Requirements:
Word for word, repeat the entries, minus the pictures.

Extracted material:
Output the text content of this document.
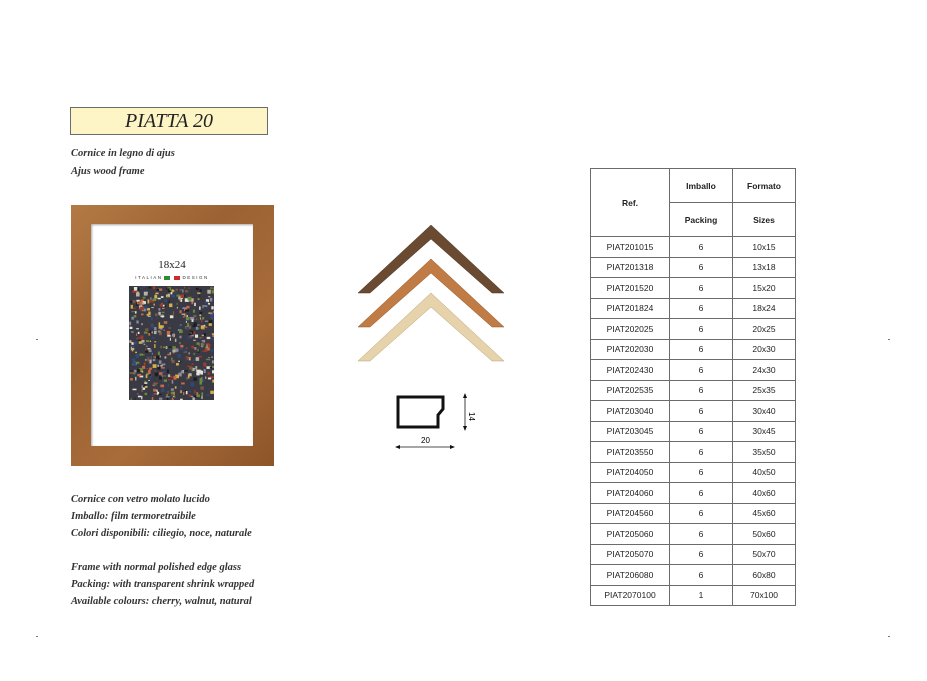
PIATTA 20
Cornice in legno di ajus
Ajus wood frame
18x24
ITALIAN	DESIGN
14
20
Cornice con vetro molato lucido
Imballo: film termoretraibile
Colori disponibili: ciliegio, noce, naturale
Frame with normal polished edge glass
Packing: with transparent shrink wrapped
Available colours: cherry, walnut, natural
Ref.	Imballo	Formato
	Packing	Sizes
PIAT201015	6	10x15
PIAT201318	6	13x18
PIAT201520	6	15x20
PIAT201824	6	18x24
PIAT202025	6	20x25
PIAT202030	6	20x30
PIAT202430	6	24x30
PIAT202535	6	25x35
PIAT203040	6	30x40
PIAT203045	6	30x45
PIAT203550	6	35x50
PIAT204050	6	40x50
PIAT204060	6	40x60
PIAT204560	6	45x60
PIAT205060	6	50x60
PIAT205070	6	50x70
PIAT206080	6	60x80
PIAT2070100	1	70x100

Correct answer:
Output the text content of this document.
PIATTA 20
Cornice in legno di ajus
Ajus wood frame
18x24
ITALIAN	DESIGN
14
20
Cornice con vetro molato lucido
Imballo: film termoretraibile
Colori disponibili: ciliegio, noce, naturale
Frame with normal polished edge glass
Packing: with transparent shrink wrapped
Available colours: cherry, walnut, natural
Ref.	Imballo	Formato
	Packing	Sizes
PIAT201015	6	10x15
PIAT201318	6	13x18
PIAT201520	6	15x20
PIAT201824	6	18x24
PIAT202025	6	20x25
PIAT202030	6	20x30
PIAT202430	6	24x30
PIAT202535	6	25x35
PIAT203040	6	30x40
PIAT203045	6	30x45
PIAT203550	6	35x50
PIAT204050	6	40x50
PIAT204060	6	40x60
PIAT204560	6	45x60
PIAT205060	6	50x60
PIAT205070	6	50x70
PIAT206080	6	60x80
PIAT2070100	1	70x100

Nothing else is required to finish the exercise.